• **Requirements**: Replace "map-container" with "map-wrapper" in everything from the start of the data down to the line containing "alaska-moderate bbox=[205, 742, 218, 754]", and give those lines back with nothing else changed.

·····

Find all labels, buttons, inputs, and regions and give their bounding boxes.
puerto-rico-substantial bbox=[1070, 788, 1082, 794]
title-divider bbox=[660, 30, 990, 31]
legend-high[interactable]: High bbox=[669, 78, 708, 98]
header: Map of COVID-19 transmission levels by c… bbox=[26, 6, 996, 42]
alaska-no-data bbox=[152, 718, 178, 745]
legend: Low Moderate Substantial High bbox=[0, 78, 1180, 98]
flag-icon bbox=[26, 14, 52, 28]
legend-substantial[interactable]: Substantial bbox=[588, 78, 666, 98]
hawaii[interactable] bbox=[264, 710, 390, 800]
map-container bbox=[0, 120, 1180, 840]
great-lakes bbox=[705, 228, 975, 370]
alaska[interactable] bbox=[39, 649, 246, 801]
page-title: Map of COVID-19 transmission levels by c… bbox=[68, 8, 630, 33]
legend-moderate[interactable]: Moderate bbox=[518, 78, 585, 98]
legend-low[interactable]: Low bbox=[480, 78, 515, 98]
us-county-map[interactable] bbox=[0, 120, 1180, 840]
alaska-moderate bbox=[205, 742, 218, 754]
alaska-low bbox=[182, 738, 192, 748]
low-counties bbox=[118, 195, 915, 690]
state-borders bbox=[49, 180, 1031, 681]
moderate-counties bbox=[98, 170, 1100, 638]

·····

• **Answer in full**:
Find all labels, buttons, inputs, and regions and give their bounding boxes.
puerto-rico-substantial bbox=[1070, 788, 1082, 794]
title-divider bbox=[660, 30, 990, 31]
legend-high[interactable]: High bbox=[669, 78, 708, 98]
header: Map of COVID-19 transmission levels by c… bbox=[26, 6, 996, 42]
alaska-no-data bbox=[152, 718, 178, 745]
legend: Low Moderate Substantial High bbox=[0, 78, 1180, 98]
flag-icon bbox=[26, 14, 52, 28]
legend-substantial[interactable]: Substantial bbox=[588, 78, 666, 98]
hawaii[interactable] bbox=[264, 710, 390, 800]
map-wrapper bbox=[0, 120, 1180, 840]
great-lakes bbox=[705, 228, 975, 370]
alaska[interactable] bbox=[39, 649, 246, 801]
page-title: Map of COVID-19 transmission levels by c… bbox=[68, 8, 630, 33]
legend-moderate[interactable]: Moderate bbox=[518, 78, 585, 98]
legend-low[interactable]: Low bbox=[480, 78, 515, 98]
us-county-map[interactable] bbox=[0, 120, 1180, 840]
alaska-moderate bbox=[205, 742, 218, 754]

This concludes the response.